··· GIVEN DATA ···

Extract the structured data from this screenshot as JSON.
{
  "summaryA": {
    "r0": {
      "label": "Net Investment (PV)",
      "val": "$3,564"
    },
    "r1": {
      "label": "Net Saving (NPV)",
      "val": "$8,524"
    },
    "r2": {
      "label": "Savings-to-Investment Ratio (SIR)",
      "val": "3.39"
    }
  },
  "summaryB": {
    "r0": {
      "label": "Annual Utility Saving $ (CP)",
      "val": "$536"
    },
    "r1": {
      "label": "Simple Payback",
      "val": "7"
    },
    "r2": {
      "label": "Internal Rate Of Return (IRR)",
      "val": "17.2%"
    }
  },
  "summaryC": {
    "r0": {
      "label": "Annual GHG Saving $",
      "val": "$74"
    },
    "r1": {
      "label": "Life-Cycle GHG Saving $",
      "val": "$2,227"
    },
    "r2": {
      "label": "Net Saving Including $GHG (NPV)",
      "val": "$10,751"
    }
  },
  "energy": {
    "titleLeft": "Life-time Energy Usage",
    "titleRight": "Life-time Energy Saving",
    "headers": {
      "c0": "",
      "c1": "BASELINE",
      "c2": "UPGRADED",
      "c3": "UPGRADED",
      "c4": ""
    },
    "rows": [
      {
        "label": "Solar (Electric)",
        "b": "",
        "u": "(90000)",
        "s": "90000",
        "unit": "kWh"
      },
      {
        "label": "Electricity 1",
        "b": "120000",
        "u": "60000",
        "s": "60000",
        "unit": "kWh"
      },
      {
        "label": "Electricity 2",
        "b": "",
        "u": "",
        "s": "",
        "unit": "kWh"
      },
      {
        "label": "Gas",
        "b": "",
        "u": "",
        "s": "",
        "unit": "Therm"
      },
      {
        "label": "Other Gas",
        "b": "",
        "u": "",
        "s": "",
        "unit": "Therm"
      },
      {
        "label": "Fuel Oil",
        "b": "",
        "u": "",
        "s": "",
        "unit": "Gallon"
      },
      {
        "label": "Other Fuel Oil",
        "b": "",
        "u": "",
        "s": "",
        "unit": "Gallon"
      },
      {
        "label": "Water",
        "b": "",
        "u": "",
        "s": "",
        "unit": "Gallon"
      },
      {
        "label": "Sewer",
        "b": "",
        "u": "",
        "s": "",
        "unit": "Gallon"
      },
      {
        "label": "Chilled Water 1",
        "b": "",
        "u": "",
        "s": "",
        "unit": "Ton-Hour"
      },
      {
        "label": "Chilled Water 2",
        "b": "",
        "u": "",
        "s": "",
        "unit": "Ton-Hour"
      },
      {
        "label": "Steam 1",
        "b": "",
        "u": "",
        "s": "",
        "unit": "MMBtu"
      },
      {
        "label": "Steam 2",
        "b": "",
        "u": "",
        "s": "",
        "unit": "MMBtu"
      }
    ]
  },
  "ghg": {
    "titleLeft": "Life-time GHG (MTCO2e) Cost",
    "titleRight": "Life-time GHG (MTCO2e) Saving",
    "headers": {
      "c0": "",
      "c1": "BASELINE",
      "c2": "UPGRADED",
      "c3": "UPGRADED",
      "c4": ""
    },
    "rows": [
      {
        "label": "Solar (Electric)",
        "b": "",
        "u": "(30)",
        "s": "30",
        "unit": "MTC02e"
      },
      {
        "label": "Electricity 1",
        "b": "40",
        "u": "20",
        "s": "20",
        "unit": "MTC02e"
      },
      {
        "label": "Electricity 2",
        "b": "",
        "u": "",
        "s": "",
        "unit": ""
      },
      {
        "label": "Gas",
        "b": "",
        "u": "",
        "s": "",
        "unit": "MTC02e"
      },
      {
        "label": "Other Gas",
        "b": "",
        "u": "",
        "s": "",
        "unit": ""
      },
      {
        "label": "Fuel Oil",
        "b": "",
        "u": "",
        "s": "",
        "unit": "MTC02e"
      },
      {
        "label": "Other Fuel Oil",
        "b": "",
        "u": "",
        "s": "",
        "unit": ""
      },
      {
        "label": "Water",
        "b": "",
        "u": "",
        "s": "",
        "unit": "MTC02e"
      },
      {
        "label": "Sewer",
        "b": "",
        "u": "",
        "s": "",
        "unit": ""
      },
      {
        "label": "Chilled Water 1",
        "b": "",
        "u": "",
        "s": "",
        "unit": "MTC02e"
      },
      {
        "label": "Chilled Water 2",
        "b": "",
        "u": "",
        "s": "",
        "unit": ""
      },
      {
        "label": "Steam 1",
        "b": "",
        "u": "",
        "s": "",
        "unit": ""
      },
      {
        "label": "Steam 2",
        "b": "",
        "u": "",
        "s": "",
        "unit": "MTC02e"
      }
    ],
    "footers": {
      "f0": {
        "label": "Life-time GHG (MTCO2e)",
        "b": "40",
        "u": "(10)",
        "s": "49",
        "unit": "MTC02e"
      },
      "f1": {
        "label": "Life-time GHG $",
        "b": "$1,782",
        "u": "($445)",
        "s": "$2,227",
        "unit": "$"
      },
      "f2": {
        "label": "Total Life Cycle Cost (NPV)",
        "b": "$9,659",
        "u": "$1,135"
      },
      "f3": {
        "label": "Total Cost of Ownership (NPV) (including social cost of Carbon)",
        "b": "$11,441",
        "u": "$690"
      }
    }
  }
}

···

EXERCISE AIM => Copy every line of the records word for word.

SOLUTION BELOW =>
Extract the structured data from this screenshot as JSON.
{
  "summaryA": {
    "r0": {
      "label": "Net Investment (PV)",
      "val": "$3,564"
    },
    "r1": {
      "label": "Net Saving (NPV)",
      "val": "$8,524"
    },
    "r2": {
      "label": "Savings-to-Investment Ratio (SIR)",
      "val": "3.39"
    }
  },
  "summaryB": {
    "r0": {
      "label": "Annual Utility Saving $ (CP)",
      "val": "$536"
    },
    "r1": {
      "label": "Simple Payback",
      "val": "7"
    },
    "r2": {
      "label": "Internal Rate Of Return (IRR)",
      "val": "17.2%"
    }
  },
  "summaryC": {
    "r0": {
      "label": "Annual GHG Saving $",
      "val": "$74"
    },
    "r1": {
      "label": "Life-Cycle GHG Saving $",
      "val": "$2,227"
    },
    "r2": {
      "label": "Net Saving Including $GHG (NPV)",
      "val": "$10,751"
    }
  },
  "energy": {
    "titleLeft": "Life-time Energy Usage",
    "titleRight": "Life-time Energy Saving",
    "headers": {
      "c0": "",
      "c1": "BASELINE",
      "c2": "UPGRADED",
      "c3": "UPGRADED",
      "c4": ""
    },
    "rows": [
      {
        "label": "Solar (Electric)",
        "b": "",
        "u": "(90000)",
        "s": "90000",
        "unit": "kWh"
      },
      {
        "label": "Electricity 1",
        "b": "120000",
        "u": "60000",
        "s": "60000",
        "unit": "kWh"
      },
      {
        "label": "Electricity 2",
        "b": "",
        "u": "",
        "s": "",
        "unit": "kWh"
      },
      {
        "label": "Gas",
        "b": "",
        "u": "",
        "s": "",
        "unit": "Therm"
      },
      {
        "label": "Other Gas",
        "b": "",
        "u": "",
        "s": "",
        "unit": "Therm"
      },
      {
        "label": "Fuel Oil",
        "b": "",
        "u": "",
        "s": "",
        "unit": "Gallon"
      },
      {
        "label": "Other Fuel Oil",
        "b": "",
        "u": "",
        "s": "",
        "unit": "Gallon"
      },
      {
        "label": "Water",
        "b": "",
        "u": "",
        "s": "",
        "unit": "Gallon"
      },
      {
        "label": "Sewer",
        "b": "",
        "u": "",
        "s": "",
        "unit": "Gallon"
      },
      {
        "label": "Chilled Water 1",
        "b": "",
        "u": "",
        "s": "",
        "unit": "Ton-Hour"
      },
      {
        "label": "Chilled Water 2",
        "b": "",
        "u": "",
        "s": "",
        "unit": "Ton-Hour"
      },
      {
        "label": "Steam 1",
        "b": "",
        "u": "",
        "s": "",
        "unit": "MMBtu"
      },
      {
        "label": "Steam 2",
        "b": "",
        "u": "",
        "s": "",
        "unit": "MMBtu"
      }
    ]
  },
  "ghg": {
    "titleLeft": "Life-time GHG (MTCO2e) Cost",
    "titleRight": "Life-time GHG (MTCO2e) Saving",
    "headers": {
      "c0": "",
      "c1": "BASELINE",
      "c2": "UPGRADED",
      "c3": "UPGRADED",
      "c4": ""
    },
    "rows": [
      {
        "label": "Solar (Electric)",
        "b": "",
        "u": "(30)",
        "s": "30",
        "unit": "MTC02e"
      },
      {
        "label": "Electricity 1",
        "b": "40",
        "u": "20",
        "s": "20",
        "unit": "MTC02e"
      },
      {
        "label": "Electricity 2",
        "b": "",
        "u": "",
        "s": "",
        "unit": ""
      },
      {
        "label": "Gas",
        "b": "",
        "u": "",
        "s": "",
        "unit": "MTC02e"
      },
      {
        "label": "Other Gas",
        "b": "",
        "u": "",
        "s": "",
        "unit": ""
      },
      {
        "label": "Fuel Oil",
        "b": "",
        "u": "",
        "s": "",
        "unit": "MTC02e"
      },
      {
        "label": "Other Fuel Oil",
        "b": "",
        "u": "",
        "s": "",
        "unit": ""
      },
      {
        "label": "Water",
        "b": "",
        "u": "",
        "s": "",
        "unit": "MTC02e"
      },
      {
        "label": "Sewer",
        "b": "",
        "u": "",
        "s": "",
        "unit": ""
      },
      {
        "label": "Chilled Water 1",
        "b": "",
        "u": "",
        "s": "",
        "unit": "MTC02e"
      },
      {
        "label": "Chilled Water 2",
        "b": "",
        "u": "",
        "s": "",
        "unit": ""
      },
      {
        "label": "Steam 1",
        "b": "",
        "u": "",
        "s": "",
        "unit": ""
      },
      {
        "label": "Steam 2",
        "b": "",
        "u": "",
        "s": "",
        "unit": "MTC02e"
      }
    ],
    "footers": {
      "f0": {
        "label": "Life-time GHG (MTCO2e)",
        "b": "40",
        "u": "(10)",
        "s": "49",
        "unit": "MTC02e"
      },
      "f1": {
        "label": "Life-time GHG $",
        "b": "$1,782",
        "u": "($445)",
        "s": "$2,227",
        "unit": "$"
      },
      "f2": {
        "label": "Total Life Cycle Cost (NPV)",
        "b": "$9,659",
        "u": "$1,135"
      },
      "f3": {
        "label": "Total Cost of Ownership (NPV) (including social cost of Carbon)",
        "b": "$11,441",
        "u": "$690"
      }
    }
  }
}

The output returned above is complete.